**REQUIREMENTS**
Output every record below exactly as it appears.

Dataset excerpt
——
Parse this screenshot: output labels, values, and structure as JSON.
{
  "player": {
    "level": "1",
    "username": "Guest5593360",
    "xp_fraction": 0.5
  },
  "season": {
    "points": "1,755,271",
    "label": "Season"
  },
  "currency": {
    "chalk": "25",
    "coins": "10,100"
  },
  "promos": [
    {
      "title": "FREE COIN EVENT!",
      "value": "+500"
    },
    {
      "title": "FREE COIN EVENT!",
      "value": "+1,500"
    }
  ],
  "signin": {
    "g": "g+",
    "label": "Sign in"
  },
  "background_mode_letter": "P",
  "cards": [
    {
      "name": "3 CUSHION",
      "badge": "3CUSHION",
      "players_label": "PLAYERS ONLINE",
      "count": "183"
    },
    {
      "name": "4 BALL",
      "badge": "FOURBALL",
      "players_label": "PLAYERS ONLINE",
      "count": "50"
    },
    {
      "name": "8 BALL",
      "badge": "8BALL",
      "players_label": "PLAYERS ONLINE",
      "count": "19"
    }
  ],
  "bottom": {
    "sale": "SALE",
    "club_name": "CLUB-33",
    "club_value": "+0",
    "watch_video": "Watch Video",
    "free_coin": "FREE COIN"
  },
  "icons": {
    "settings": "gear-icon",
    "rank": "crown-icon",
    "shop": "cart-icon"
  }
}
——
**THE REPLY**
Parse this screenshot: output labels, values, and structure as JSON.
{
  "player": {
    "level": "1",
    "username": "Guest5593360",
    "xp_fraction": 0.5
  },
  "season": {
    "points": "1,755,271",
    "label": "Season"
  },
  "currency": {
    "chalk": "25",
    "coins": "10,100"
  },
  "promos": [
    {
      "title": "FREE COIN EVENT!",
      "value": "+500"
    },
    {
      "title": "FREE COIN EVENT!",
      "value": "+1,500"
    }
  ],
  "signin": {
    "g": "g+",
    "label": "Sign in"
  },
  "background_mode_letter": "P",
  "cards": [
    {
      "name": "3 CUSHION",
      "badge": "3CUSHION",
      "players_label": "PLAYERS ONLINE",
      "count": "183"
    },
    {
      "name": "4 BALL",
      "badge": "FOURBALL",
      "players_label": "PLAYERS ONLINE",
      "count": "50"
    },
    {
      "name": "8 BALL",
      "badge": "8BALL",
      "players_label": "PLAYERS ONLINE",
      "count": "19"
    }
  ],
  "bottom": {
    "sale": "SALE",
    "club_name": "CLUB-33",
    "club_value": "+0",
    "watch_video": "Watch Video",
    "free_coin": "FREE COIN"
  },
  "icons": {
    "settings": "gear-icon",
    "rank": "crown-icon",
    "shop": "cart-icon"
  }
}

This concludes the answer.